Locate each line with the string "page" in the listing below and copy it.

....

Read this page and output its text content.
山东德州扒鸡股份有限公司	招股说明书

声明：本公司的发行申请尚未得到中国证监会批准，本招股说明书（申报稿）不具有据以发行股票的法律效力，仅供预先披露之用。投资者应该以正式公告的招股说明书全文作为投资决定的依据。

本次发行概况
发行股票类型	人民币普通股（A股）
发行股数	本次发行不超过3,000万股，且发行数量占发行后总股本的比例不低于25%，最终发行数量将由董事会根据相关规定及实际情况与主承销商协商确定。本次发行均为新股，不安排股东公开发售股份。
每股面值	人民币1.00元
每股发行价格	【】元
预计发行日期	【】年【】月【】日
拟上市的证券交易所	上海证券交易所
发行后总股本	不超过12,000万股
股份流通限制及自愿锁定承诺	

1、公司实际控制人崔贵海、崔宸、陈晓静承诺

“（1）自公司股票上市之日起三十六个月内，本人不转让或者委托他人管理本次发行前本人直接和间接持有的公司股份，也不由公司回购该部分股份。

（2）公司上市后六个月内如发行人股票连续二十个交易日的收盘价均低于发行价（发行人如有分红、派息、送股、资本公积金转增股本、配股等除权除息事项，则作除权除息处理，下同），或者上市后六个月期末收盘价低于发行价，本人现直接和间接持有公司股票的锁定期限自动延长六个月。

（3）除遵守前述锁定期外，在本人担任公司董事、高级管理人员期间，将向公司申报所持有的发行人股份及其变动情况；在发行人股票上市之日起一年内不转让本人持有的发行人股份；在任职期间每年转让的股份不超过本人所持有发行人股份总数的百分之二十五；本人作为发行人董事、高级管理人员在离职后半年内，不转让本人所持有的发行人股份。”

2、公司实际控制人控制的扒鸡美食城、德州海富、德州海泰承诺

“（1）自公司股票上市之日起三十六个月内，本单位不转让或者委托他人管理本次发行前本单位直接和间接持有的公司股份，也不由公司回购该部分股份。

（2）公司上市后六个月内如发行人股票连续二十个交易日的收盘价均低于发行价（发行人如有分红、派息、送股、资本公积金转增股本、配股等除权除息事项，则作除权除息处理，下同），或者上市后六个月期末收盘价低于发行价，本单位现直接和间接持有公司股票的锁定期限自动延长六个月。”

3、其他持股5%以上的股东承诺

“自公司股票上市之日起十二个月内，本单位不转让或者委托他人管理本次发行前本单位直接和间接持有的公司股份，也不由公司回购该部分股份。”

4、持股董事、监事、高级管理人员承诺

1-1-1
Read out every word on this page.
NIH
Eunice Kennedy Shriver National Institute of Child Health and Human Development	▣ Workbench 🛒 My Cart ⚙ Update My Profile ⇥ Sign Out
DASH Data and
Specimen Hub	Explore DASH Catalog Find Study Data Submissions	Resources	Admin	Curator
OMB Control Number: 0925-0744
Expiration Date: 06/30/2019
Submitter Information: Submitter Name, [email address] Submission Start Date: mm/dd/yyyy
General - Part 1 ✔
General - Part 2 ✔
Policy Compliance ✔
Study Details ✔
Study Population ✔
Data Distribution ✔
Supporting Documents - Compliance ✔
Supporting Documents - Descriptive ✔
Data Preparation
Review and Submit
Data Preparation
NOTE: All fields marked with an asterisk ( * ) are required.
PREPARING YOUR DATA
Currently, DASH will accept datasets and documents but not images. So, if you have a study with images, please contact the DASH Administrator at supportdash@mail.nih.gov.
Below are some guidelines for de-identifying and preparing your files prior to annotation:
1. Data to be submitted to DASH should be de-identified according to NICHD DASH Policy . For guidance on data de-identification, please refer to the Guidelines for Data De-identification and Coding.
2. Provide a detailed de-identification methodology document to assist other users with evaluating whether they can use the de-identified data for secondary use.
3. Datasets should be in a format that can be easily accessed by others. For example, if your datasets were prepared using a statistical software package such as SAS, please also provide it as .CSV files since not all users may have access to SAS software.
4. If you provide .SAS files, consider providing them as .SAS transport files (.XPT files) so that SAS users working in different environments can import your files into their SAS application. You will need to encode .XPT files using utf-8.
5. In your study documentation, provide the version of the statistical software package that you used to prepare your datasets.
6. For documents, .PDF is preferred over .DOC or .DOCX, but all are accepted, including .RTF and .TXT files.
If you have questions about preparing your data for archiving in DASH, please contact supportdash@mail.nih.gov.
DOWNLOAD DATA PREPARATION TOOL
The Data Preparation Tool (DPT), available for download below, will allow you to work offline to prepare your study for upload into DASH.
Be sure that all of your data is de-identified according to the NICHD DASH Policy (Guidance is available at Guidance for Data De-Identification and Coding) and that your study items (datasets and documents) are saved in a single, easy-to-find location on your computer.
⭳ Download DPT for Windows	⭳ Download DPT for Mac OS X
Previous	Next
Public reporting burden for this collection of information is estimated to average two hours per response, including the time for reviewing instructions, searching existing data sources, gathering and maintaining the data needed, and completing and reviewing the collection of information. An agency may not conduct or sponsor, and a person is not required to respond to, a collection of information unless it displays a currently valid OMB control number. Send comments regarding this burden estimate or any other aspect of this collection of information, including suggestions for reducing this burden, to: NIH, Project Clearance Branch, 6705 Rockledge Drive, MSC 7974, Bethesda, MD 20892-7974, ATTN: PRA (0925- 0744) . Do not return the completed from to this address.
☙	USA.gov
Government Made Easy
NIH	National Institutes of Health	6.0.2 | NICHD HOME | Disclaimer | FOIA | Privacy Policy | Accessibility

....

WORKED ANSWER
Read this page and output its text content.
Read out every word on this page.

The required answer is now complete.